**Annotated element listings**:

"""

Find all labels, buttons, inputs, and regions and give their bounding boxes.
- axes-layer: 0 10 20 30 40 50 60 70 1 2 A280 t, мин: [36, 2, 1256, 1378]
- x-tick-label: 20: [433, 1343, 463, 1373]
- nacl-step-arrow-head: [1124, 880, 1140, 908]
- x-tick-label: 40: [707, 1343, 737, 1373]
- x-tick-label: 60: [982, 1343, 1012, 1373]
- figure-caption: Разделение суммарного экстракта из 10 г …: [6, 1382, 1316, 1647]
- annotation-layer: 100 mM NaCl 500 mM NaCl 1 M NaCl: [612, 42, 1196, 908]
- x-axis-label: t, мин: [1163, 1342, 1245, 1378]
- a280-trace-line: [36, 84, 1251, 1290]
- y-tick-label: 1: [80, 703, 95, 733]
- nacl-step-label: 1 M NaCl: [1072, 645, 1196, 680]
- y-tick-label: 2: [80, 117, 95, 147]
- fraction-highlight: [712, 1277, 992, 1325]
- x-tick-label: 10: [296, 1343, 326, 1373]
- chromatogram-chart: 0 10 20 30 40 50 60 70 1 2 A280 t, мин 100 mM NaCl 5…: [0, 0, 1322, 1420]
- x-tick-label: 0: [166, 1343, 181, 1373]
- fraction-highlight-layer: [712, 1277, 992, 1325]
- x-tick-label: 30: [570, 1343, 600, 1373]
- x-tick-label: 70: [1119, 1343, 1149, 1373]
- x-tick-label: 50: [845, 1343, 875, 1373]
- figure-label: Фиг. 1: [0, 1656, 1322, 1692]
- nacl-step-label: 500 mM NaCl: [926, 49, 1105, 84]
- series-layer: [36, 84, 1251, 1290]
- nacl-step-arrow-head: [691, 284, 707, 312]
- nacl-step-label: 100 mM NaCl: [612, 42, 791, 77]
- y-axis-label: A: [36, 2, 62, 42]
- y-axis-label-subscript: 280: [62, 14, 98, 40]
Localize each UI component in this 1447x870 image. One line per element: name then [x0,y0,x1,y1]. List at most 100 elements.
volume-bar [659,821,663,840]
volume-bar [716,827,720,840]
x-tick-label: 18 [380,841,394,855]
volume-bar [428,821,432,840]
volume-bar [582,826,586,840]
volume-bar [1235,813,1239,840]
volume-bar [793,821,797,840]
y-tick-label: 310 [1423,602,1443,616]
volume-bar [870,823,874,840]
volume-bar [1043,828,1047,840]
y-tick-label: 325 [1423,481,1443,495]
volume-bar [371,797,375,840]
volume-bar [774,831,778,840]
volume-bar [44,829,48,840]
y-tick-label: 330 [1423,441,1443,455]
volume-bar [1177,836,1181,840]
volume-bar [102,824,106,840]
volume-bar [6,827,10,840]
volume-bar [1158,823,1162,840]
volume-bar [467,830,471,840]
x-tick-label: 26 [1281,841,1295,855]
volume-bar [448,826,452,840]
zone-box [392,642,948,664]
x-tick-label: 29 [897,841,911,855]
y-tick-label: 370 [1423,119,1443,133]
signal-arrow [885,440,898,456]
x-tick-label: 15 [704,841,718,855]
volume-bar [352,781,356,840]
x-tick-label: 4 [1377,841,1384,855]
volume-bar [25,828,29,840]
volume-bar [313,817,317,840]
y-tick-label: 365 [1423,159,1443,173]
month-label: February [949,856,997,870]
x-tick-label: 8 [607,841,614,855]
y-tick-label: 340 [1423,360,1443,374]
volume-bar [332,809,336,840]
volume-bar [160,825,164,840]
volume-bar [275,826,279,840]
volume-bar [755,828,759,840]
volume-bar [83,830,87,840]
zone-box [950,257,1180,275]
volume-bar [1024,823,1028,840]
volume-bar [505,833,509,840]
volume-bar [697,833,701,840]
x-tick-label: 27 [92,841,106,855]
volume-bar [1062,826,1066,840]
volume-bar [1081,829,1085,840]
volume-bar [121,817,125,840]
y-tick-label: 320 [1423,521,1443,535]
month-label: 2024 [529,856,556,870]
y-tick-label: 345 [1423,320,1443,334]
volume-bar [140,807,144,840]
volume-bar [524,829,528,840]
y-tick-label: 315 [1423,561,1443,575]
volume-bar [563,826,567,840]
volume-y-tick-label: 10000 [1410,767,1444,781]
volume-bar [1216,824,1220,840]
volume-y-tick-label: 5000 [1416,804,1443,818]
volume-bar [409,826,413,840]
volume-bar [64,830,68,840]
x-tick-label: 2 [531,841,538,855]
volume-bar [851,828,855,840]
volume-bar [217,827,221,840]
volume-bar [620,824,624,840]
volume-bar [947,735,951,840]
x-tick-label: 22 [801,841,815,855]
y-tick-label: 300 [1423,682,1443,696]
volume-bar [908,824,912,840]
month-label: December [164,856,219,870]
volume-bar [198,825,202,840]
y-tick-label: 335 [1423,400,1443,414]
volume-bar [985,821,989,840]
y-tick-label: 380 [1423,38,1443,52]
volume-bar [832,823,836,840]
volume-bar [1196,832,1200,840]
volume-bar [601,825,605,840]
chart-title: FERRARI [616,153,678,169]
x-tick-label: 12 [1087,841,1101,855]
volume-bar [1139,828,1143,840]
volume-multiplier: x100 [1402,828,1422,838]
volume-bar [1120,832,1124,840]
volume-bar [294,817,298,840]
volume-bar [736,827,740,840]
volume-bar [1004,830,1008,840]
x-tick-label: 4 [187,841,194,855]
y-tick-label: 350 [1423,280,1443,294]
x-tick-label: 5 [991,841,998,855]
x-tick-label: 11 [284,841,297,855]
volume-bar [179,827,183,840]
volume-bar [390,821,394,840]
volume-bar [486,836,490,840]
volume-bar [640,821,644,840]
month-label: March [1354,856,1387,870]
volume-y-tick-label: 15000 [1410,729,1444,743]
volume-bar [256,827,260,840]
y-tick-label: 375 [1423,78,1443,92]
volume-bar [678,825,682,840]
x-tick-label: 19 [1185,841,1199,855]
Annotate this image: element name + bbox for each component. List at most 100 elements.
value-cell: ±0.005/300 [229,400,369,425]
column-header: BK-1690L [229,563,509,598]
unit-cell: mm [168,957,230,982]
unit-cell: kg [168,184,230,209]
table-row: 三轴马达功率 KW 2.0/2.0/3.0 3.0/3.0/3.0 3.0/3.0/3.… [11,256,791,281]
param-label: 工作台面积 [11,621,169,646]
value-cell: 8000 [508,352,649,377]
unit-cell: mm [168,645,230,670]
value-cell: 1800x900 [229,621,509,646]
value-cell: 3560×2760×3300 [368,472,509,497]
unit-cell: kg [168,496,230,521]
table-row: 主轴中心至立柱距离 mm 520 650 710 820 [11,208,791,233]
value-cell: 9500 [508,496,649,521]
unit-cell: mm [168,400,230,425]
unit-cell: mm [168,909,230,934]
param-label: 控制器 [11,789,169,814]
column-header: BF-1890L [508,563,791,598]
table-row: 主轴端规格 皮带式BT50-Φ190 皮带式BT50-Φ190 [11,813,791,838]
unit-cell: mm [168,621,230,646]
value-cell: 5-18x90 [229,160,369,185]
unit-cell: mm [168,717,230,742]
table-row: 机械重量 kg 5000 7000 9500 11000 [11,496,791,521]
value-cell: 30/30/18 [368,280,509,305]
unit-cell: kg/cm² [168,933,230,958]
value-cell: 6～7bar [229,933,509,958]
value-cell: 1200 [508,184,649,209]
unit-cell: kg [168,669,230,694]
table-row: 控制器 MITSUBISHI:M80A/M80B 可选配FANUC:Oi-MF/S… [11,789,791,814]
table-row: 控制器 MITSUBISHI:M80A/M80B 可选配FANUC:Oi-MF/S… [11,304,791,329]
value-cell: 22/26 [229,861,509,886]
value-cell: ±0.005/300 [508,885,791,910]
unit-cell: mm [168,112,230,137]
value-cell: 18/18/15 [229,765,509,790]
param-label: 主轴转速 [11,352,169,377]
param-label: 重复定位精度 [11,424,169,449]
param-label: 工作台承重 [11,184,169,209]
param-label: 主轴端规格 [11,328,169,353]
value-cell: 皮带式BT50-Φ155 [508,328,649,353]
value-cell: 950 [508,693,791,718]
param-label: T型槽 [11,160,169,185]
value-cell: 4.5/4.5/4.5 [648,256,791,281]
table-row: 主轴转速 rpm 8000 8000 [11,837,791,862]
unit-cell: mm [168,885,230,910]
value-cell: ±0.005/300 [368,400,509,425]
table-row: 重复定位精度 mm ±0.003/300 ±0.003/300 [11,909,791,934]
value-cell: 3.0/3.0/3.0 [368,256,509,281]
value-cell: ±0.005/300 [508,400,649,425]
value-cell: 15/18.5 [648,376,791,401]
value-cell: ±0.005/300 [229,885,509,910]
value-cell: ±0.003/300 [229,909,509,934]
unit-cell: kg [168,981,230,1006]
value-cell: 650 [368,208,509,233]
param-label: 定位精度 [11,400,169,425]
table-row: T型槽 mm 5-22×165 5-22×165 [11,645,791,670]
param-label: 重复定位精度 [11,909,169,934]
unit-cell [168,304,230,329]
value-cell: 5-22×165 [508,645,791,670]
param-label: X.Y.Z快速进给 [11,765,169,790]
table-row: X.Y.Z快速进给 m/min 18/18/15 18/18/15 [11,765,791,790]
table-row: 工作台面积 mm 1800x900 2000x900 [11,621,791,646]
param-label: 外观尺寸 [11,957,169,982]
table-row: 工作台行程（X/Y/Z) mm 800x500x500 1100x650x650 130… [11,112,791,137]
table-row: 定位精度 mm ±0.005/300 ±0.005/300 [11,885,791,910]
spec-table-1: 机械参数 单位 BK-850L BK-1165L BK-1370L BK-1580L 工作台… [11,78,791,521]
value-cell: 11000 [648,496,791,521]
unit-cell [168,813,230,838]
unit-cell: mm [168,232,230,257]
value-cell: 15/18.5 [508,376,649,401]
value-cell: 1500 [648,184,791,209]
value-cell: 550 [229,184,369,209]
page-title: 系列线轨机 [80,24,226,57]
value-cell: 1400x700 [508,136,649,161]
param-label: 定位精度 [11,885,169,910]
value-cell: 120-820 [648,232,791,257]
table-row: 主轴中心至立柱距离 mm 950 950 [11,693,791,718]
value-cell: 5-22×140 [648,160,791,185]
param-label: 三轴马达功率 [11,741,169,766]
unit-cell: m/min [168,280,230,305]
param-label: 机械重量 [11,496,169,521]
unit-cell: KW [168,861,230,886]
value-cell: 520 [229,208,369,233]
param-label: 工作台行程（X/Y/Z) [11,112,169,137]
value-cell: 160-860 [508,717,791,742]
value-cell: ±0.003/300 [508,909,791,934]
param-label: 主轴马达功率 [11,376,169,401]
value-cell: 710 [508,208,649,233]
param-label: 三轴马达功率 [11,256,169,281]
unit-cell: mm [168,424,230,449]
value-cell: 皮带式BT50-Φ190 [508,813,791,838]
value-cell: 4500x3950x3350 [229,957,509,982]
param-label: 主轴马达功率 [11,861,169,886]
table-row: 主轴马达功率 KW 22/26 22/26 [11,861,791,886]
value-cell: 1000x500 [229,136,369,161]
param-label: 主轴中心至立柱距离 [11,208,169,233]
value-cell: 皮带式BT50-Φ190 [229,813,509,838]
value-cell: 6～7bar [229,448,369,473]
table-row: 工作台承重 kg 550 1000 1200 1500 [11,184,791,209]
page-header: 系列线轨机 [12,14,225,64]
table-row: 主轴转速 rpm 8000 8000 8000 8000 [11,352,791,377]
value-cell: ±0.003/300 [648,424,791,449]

"""

**Given instruction**:
Copy out every line, unchanged, from the start of the entries through the line that contains "volume-bar [659,821,663,840]", including that line.

**Task solution**:
Find all labels, buttons, inputs, and regions and give their bounding boxes.
- axes-layer: 0 10 20 30 40 50 60 70 1 2 A280 t, мин: [36, 2, 1256, 1378]
- x-tick-label: 20: [433, 1343, 463, 1373]
- nacl-step-arrow-head: [1124, 880, 1140, 908]
- x-tick-label: 40: [707, 1343, 737, 1373]
- x-tick-label: 60: [982, 1343, 1012, 1373]
- figure-caption: Разделение суммарного экстракта из 10 г …: [6, 1382, 1316, 1647]
- annotation-layer: 100 mM NaCl 500 mM NaCl 1 M NaCl: [612, 42, 1196, 908]
- x-axis-label: t, мин: [1163, 1342, 1245, 1378]
- a280-trace-line: [36, 84, 1251, 1290]
- y-tick-label: 1: [80, 703, 95, 733]
- nacl-step-label: 1 M NaCl: [1072, 645, 1196, 680]
- y-tick-label: 2: [80, 117, 95, 147]
- fraction-highlight: [712, 1277, 992, 1325]
- x-tick-label: 10: [296, 1343, 326, 1373]
- chromatogram-chart: 0 10 20 30 40 50 60 70 1 2 A280 t, мин 100 mM NaCl 5…: [0, 0, 1322, 1420]
- x-tick-label: 0: [166, 1343, 181, 1373]
- fraction-highlight-layer: [712, 1277, 992, 1325]
- x-tick-label: 30: [570, 1343, 600, 1373]
- x-tick-label: 70: [1119, 1343, 1149, 1373]
- x-tick-label: 50: [845, 1343, 875, 1373]
- figure-label: Фиг. 1: [0, 1656, 1322, 1692]
- nacl-step-label: 500 mM NaCl: [926, 49, 1105, 84]
- series-layer: [36, 84, 1251, 1290]
- nacl-step-arrow-head: [691, 284, 707, 312]
- nacl-step-label: 100 mM NaCl: [612, 42, 791, 77]
- y-axis-label: A: [36, 2, 62, 42]
- y-axis-label-subscript: 280: [62, 14, 98, 40]
Localize each UI component in this 1447x870 image. One line per element: name then [x0,y0,x1,y1]. List at most 100 elements.
volume-bar [659,821,663,840]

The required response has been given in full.